━━ Task data

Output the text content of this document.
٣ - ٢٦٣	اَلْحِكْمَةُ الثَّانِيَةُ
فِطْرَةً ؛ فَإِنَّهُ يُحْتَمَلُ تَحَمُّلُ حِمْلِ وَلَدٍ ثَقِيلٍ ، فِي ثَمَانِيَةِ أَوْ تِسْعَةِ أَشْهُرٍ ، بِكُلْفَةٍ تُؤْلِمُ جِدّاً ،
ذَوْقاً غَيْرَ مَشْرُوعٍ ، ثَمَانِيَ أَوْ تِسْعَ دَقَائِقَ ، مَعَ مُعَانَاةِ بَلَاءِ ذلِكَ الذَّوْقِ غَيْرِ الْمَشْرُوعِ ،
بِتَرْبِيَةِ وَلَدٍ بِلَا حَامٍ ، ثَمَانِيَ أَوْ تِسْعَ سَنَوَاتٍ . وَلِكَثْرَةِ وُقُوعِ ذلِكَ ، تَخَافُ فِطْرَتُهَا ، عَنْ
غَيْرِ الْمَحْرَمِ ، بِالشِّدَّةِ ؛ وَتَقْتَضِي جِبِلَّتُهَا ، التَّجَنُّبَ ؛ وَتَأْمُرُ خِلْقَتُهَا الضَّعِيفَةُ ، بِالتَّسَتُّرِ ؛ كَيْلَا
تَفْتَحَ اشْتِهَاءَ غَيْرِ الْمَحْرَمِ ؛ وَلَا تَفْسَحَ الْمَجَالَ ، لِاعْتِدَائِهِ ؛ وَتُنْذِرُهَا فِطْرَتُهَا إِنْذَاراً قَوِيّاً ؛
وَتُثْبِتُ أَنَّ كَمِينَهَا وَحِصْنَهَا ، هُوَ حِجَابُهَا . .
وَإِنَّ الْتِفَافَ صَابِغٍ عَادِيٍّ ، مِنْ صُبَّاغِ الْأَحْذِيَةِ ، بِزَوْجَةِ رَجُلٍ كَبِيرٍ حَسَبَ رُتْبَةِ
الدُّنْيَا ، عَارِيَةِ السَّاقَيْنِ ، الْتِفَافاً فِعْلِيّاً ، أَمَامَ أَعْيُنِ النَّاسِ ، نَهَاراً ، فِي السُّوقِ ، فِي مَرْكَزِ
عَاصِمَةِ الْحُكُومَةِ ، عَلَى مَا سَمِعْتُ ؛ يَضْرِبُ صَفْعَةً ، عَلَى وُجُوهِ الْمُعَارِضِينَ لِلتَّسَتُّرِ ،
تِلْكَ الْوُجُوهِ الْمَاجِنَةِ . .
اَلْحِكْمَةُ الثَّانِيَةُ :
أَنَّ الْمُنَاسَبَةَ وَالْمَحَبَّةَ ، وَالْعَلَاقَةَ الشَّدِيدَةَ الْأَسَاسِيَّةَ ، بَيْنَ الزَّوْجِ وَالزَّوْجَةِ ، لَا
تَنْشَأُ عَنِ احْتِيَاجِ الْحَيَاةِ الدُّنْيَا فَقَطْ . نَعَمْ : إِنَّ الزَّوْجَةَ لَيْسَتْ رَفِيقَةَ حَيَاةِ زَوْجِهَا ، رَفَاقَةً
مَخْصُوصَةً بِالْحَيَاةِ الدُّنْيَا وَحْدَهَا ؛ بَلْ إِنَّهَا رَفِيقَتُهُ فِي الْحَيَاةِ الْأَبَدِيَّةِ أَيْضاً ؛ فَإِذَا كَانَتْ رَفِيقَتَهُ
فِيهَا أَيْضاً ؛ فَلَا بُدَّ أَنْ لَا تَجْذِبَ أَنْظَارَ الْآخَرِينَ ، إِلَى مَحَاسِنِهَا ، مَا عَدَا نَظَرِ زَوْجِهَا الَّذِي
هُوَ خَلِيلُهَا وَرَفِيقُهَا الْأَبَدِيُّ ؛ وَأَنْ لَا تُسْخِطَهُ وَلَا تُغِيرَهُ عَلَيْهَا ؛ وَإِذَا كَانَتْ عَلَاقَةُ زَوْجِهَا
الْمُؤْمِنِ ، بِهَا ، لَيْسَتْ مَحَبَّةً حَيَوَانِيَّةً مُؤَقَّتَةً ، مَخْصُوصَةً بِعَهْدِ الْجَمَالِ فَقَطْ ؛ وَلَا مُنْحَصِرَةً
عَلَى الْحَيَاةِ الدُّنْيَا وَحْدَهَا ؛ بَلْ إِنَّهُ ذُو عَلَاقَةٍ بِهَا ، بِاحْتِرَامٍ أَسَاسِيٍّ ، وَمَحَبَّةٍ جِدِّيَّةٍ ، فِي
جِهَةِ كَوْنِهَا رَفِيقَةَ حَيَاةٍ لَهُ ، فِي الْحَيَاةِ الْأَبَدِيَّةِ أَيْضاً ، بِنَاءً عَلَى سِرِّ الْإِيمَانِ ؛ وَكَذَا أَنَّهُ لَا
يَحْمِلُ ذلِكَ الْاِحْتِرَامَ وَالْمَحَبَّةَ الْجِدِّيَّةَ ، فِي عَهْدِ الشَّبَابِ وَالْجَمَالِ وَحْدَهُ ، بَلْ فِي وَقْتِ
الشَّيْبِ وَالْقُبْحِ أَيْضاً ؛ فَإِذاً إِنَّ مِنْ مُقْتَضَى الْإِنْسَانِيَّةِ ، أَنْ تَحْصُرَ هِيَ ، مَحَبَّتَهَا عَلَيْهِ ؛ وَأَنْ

━━━━

Your goal:
All of the material must be reproduced exactly.

Full answer:
Output the text content of this document.
٣ - ٢٦٣	اَلْحِكْمَةُ الثَّانِيَةُ
فِطْرَةً ؛ فَإِنَّهُ يُحْتَمَلُ تَحَمُّلُ حِمْلِ وَلَدٍ ثَقِيلٍ ، فِي ثَمَانِيَةِ أَوْ تِسْعَةِ أَشْهُرٍ ، بِكُلْفَةٍ تُؤْلِمُ جِدّاً ،
ذَوْقاً غَيْرَ مَشْرُوعٍ ، ثَمَانِيَ أَوْ تِسْعَ دَقَائِقَ ، مَعَ مُعَانَاةِ بَلَاءِ ذلِكَ الذَّوْقِ غَيْرِ الْمَشْرُوعِ ،
بِتَرْبِيَةِ وَلَدٍ بِلَا حَامٍ ، ثَمَانِيَ أَوْ تِسْعَ سَنَوَاتٍ . وَلِكَثْرَةِ وُقُوعِ ذلِكَ ، تَخَافُ فِطْرَتُهَا ، عَنْ
غَيْرِ الْمَحْرَمِ ، بِالشِّدَّةِ ؛ وَتَقْتَضِي جِبِلَّتُهَا ، التَّجَنُّبَ ؛ وَتَأْمُرُ خِلْقَتُهَا الضَّعِيفَةُ ، بِالتَّسَتُّرِ ؛ كَيْلَا
تَفْتَحَ اشْتِهَاءَ غَيْرِ الْمَحْرَمِ ؛ وَلَا تَفْسَحَ الْمَجَالَ ، لِاعْتِدَائِهِ ؛ وَتُنْذِرُهَا فِطْرَتُهَا إِنْذَاراً قَوِيّاً ؛
وَتُثْبِتُ أَنَّ كَمِينَهَا وَحِصْنَهَا ، هُوَ حِجَابُهَا . .
وَإِنَّ الْتِفَافَ صَابِغٍ عَادِيٍّ ، مِنْ صُبَّاغِ الْأَحْذِيَةِ ، بِزَوْجَةِ رَجُلٍ كَبِيرٍ حَسَبَ رُتْبَةِ
الدُّنْيَا ، عَارِيَةِ السَّاقَيْنِ ، الْتِفَافاً فِعْلِيّاً ، أَمَامَ أَعْيُنِ النَّاسِ ، نَهَاراً ، فِي السُّوقِ ، فِي مَرْكَزِ
عَاصِمَةِ الْحُكُومَةِ ، عَلَى مَا سَمِعْتُ ؛ يَضْرِبُ صَفْعَةً ، عَلَى وُجُوهِ الْمُعَارِضِينَ لِلتَّسَتُّرِ ،
تِلْكَ الْوُجُوهِ الْمَاجِنَةِ . .
اَلْحِكْمَةُ الثَّانِيَةُ :
أَنَّ الْمُنَاسَبَةَ وَالْمَحَبَّةَ ، وَالْعَلَاقَةَ الشَّدِيدَةَ الْأَسَاسِيَّةَ ، بَيْنَ الزَّوْجِ وَالزَّوْجَةِ ، لَا
تَنْشَأُ عَنِ احْتِيَاجِ الْحَيَاةِ الدُّنْيَا فَقَطْ . نَعَمْ : إِنَّ الزَّوْجَةَ لَيْسَتْ رَفِيقَةَ حَيَاةِ زَوْجِهَا ، رَفَاقَةً
مَخْصُوصَةً بِالْحَيَاةِ الدُّنْيَا وَحْدَهَا ؛ بَلْ إِنَّهَا رَفِيقَتُهُ فِي الْحَيَاةِ الْأَبَدِيَّةِ أَيْضاً ؛ فَإِذَا كَانَتْ رَفِيقَتَهُ
فِيهَا أَيْضاً ؛ فَلَا بُدَّ أَنْ لَا تَجْذِبَ أَنْظَارَ الْآخَرِينَ ، إِلَى مَحَاسِنِهَا ، مَا عَدَا نَظَرِ زَوْجِهَا الَّذِي
هُوَ خَلِيلُهَا وَرَفِيقُهَا الْأَبَدِيُّ ؛ وَأَنْ لَا تُسْخِطَهُ وَلَا تُغِيرَهُ عَلَيْهَا ؛ وَإِذَا كَانَتْ عَلَاقَةُ زَوْجِهَا
الْمُؤْمِنِ ، بِهَا ، لَيْسَتْ مَحَبَّةً حَيَوَانِيَّةً مُؤَقَّتَةً ، مَخْصُوصَةً بِعَهْدِ الْجَمَالِ فَقَطْ ؛ وَلَا مُنْحَصِرَةً
عَلَى الْحَيَاةِ الدُّنْيَا وَحْدَهَا ؛ بَلْ إِنَّهُ ذُو عَلَاقَةٍ بِهَا ، بِاحْتِرَامٍ أَسَاسِيٍّ ، وَمَحَبَّةٍ جِدِّيَّةٍ ، فِي
جِهَةِ كَوْنِهَا رَفِيقَةَ حَيَاةٍ لَهُ ، فِي الْحَيَاةِ الْأَبَدِيَّةِ أَيْضاً ، بِنَاءً عَلَى سِرِّ الْإِيمَانِ ؛ وَكَذَا أَنَّهُ لَا
يَحْمِلُ ذلِكَ الْاِحْتِرَامَ وَالْمَحَبَّةَ الْجِدِّيَّةَ ، فِي عَهْدِ الشَّبَابِ وَالْجَمَالِ وَحْدَهُ ، بَلْ فِي وَقْتِ
الشَّيْبِ وَالْقُبْحِ أَيْضاً ؛ فَإِذاً إِنَّ مِنْ مُقْتَضَى الْإِنْسَانِيَّةِ ، أَنْ تَحْصُرَ هِيَ ، مَحَبَّتَهَا عَلَيْهِ ؛ وَأَنْ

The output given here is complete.